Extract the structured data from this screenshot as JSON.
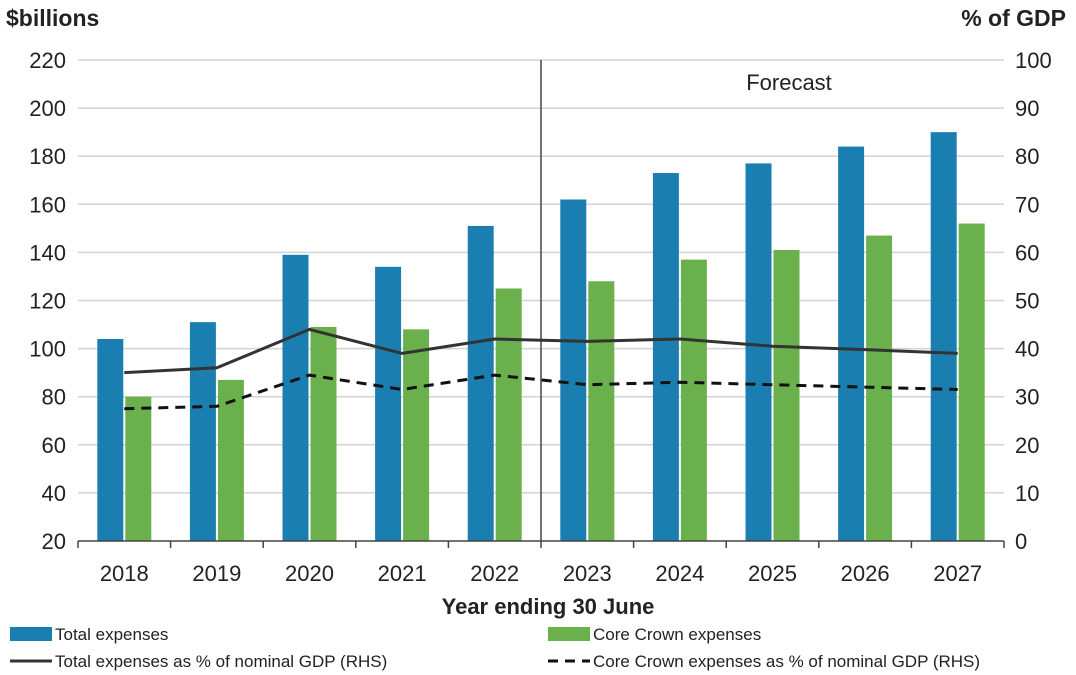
{
  "chart_data": {
    "type": "bar",
    "categories": [
      "2018",
      "2019",
      "2020",
      "2021",
      "2022",
      "2023",
      "2024",
      "2025",
      "2026",
      "2027"
    ],
    "series": [
      {
        "name": "Total expenses",
        "type": "bar",
        "axis": "left",
        "color": "#1a7fb0",
        "values": [
          104,
          111,
          139,
          134,
          151,
          162,
          173,
          177,
          184,
          190
        ]
      },
      {
        "name": "Core Crown expenses",
        "type": "bar",
        "axis": "left",
        "color": "#6ab04c",
        "values": [
          80,
          87,
          109,
          108,
          125,
          128,
          137,
          141,
          147,
          152
        ]
      },
      {
        "name": "Total expenses as % of nominal GDP (RHS)",
        "type": "line",
        "style": "solid",
        "axis": "right",
        "color": "#333333",
        "values": [
          35.0,
          36.0,
          44.0,
          39.0,
          42.0,
          41.5,
          42.0,
          40.5,
          39.8,
          39.0
        ]
      },
      {
        "name": "Core Crown expenses as % of nominal GDP (RHS)",
        "type": "line",
        "style": "dashed",
        "axis": "right",
        "color": "#111111",
        "values": [
          27.5,
          28.0,
          34.5,
          31.5,
          34.5,
          32.5,
          33.0,
          32.5,
          32.0,
          31.5
        ]
      }
    ],
    "ylabel_left": "$billions",
    "ylabel_right": "% of GDP",
    "xlabel": "Year ending 30 June",
    "ylim_left": [
      20,
      220
    ],
    "ylim_right": [
      0,
      100
    ],
    "yticks_left": [
      20,
      40,
      60,
      80,
      100,
      120,
      140,
      160,
      180,
      200,
      220
    ],
    "yticks_right": [
      0,
      10,
      20,
      30,
      40,
      50,
      60,
      70,
      80,
      90,
      100
    ],
    "grid": true,
    "forecast_divider_after": "2022",
    "forecast_label": "Forecast",
    "legend_position": "bottom"
  }
}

══════════════════════════════

Short task:
In the listing, find all lines with the string "color" and copy them.

Full output:
        "color": "#1a7fb0",
        "color": "#6ab04c",
        "color": "#333333",
        "color": "#111111",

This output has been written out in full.